begin Items

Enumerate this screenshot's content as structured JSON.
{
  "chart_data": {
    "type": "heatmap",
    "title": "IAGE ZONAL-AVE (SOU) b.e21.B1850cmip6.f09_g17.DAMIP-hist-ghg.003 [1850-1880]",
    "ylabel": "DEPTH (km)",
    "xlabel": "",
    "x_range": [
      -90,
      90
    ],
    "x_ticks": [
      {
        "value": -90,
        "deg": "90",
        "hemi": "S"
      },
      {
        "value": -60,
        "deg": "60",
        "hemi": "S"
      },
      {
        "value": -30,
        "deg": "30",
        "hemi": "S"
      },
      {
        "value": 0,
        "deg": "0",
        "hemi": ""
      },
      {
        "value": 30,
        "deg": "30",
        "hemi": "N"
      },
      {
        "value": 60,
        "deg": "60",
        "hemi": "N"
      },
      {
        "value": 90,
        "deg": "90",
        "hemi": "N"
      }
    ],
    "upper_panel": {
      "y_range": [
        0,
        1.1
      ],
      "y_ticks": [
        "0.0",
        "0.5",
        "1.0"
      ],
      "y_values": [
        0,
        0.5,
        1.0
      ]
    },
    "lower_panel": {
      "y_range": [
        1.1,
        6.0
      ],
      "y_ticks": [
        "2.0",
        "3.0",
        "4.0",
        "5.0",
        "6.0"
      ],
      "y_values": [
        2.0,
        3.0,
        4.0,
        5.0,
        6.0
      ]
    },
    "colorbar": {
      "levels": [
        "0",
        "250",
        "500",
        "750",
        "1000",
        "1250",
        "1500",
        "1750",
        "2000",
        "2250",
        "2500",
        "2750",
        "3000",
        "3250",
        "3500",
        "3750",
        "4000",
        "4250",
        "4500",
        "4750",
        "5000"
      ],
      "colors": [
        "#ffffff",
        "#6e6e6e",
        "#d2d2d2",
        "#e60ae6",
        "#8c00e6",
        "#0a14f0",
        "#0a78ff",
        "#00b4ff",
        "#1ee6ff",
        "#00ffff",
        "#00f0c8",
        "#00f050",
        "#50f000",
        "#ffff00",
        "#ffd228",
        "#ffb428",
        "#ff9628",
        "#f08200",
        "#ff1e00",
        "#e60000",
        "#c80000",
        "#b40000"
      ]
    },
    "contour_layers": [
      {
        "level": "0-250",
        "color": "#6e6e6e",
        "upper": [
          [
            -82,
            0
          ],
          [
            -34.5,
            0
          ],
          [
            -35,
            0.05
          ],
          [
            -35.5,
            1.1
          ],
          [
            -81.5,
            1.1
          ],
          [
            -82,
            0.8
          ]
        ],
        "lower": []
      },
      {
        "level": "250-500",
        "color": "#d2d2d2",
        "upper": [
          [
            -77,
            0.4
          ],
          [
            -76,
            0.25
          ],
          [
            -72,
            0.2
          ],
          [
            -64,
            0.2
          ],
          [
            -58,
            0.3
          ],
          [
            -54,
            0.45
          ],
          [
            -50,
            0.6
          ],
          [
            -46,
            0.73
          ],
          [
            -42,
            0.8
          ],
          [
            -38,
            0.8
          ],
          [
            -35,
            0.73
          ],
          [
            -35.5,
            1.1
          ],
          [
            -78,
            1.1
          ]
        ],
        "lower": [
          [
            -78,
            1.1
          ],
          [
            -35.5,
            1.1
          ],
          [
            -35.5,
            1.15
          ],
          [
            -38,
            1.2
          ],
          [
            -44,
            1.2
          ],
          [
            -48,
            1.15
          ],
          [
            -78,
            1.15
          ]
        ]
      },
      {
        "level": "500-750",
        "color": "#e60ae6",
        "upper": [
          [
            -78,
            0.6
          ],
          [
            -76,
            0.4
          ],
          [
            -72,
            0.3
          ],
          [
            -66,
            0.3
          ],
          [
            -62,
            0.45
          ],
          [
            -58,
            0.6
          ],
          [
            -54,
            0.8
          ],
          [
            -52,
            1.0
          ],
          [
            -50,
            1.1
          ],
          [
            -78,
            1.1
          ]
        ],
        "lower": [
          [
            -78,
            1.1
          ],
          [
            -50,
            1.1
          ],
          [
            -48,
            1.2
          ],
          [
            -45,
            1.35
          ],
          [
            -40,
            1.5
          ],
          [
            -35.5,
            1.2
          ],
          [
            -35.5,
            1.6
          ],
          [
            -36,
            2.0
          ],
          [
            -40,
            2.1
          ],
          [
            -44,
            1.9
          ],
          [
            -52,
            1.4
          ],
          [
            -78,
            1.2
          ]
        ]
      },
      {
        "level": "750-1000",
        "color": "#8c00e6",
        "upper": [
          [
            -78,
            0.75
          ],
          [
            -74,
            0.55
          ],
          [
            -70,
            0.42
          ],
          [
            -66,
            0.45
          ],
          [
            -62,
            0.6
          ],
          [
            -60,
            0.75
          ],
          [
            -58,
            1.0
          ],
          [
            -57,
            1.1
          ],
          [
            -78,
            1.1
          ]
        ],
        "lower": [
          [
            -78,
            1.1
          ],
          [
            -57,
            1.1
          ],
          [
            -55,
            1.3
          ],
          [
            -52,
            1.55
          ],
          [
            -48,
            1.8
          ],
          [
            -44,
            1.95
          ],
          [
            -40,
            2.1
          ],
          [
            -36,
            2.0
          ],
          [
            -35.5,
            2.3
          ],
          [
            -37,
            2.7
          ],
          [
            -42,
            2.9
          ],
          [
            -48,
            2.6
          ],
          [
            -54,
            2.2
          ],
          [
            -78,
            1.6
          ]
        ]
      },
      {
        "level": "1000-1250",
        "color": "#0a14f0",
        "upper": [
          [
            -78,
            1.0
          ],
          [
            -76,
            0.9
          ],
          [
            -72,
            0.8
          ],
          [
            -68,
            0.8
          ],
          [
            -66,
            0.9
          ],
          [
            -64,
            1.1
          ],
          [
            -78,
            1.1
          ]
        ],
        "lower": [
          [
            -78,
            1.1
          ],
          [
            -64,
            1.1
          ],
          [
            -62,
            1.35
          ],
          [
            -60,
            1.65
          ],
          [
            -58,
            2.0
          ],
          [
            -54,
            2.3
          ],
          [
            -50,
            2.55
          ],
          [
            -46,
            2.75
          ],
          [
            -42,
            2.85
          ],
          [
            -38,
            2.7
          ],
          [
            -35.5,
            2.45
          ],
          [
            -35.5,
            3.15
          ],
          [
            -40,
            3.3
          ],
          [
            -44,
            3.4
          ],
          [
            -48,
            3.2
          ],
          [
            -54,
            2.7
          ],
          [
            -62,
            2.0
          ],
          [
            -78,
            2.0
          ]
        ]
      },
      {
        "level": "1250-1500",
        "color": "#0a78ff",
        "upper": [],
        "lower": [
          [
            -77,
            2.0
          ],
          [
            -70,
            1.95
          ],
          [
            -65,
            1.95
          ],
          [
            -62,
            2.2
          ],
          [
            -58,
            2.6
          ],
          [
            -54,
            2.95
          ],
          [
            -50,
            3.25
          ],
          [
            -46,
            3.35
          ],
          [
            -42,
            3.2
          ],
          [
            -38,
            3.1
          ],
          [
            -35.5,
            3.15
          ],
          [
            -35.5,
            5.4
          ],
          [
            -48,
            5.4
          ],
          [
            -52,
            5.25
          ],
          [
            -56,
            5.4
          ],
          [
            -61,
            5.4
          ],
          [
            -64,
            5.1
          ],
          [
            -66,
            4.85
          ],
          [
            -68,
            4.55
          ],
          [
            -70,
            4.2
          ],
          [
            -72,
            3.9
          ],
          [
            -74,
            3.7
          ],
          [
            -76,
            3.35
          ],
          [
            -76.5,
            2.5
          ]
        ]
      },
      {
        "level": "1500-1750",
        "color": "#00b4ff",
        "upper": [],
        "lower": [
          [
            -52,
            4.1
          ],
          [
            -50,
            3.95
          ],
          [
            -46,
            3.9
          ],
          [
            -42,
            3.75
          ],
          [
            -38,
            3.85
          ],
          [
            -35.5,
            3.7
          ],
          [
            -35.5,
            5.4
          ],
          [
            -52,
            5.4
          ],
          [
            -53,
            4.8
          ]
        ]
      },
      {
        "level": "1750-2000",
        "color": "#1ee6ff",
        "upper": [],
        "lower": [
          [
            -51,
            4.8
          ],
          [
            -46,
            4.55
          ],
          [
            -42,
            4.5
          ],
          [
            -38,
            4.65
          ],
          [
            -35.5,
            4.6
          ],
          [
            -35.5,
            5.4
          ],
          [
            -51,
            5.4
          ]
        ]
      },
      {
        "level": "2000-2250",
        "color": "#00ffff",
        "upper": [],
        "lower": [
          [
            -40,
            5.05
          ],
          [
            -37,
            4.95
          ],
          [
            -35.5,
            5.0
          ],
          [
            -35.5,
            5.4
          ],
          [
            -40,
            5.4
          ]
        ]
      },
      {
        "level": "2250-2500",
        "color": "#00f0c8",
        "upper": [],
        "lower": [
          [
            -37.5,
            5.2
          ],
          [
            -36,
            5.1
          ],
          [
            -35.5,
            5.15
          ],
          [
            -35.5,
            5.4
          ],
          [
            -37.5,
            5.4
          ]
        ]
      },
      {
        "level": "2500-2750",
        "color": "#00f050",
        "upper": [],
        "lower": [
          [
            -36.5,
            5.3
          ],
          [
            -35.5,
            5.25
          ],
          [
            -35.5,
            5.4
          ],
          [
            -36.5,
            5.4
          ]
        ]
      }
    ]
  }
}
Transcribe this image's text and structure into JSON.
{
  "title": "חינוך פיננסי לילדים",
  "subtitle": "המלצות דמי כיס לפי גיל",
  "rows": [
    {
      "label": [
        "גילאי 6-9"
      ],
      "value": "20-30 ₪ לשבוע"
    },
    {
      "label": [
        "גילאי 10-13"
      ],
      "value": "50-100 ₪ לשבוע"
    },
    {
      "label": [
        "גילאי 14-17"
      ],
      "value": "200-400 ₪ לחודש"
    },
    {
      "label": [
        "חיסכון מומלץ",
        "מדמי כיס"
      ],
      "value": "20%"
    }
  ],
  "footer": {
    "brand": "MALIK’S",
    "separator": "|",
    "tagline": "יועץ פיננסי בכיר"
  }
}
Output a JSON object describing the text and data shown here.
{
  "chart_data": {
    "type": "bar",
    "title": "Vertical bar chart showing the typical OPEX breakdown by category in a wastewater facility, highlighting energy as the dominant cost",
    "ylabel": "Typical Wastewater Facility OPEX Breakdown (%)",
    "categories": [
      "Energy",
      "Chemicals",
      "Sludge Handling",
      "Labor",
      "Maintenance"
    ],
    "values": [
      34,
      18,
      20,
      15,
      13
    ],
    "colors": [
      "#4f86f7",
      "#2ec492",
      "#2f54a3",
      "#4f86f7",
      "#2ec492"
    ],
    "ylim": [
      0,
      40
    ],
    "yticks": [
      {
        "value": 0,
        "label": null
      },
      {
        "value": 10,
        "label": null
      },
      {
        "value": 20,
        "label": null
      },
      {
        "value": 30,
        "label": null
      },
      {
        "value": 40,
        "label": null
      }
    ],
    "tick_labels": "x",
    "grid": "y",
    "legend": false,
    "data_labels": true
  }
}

end Items

### What is being asked
Return exactly the lines from the one containing "Output a JSON" through the last line of the records above, both included, and nothing else.

### Reply
Output a JSON object describing the text and data shown here.
{
  "chart_data": {
    "type": "bar",
    "title": "Vertical bar chart showing the typical OPEX breakdown by category in a wastewater facility, highlighting energy as the dominant cost",
    "ylabel": "Typical Wastewater Facility OPEX Breakdown (%)",
    "categories": [
      "Energy",
      "Chemicals",
      "Sludge Handling",
      "Labor",
      "Maintenance"
    ],
    "values": [
      34,
      18,
      20,
      15,
      13
    ],
    "colors": [
      "#4f86f7",
      "#2ec492",
      "#2f54a3",
      "#4f86f7",
      "#2ec492"
    ],
    "ylim": [
      0,
      40
    ],
    "yticks": [
      {
        "value": 0,
        "label": null
      },
      {
        "value": 10,
        "label": null
      },
      {
        "value": 20,
        "label": null
      },
      {
        "value": 30,
        "label": null
      },
      {
        "value": 40,
        "label": null
      }
    ],
    "tick_labels": "x",
    "grid": "y",
    "legend": false,
    "data_labels": true
  }
}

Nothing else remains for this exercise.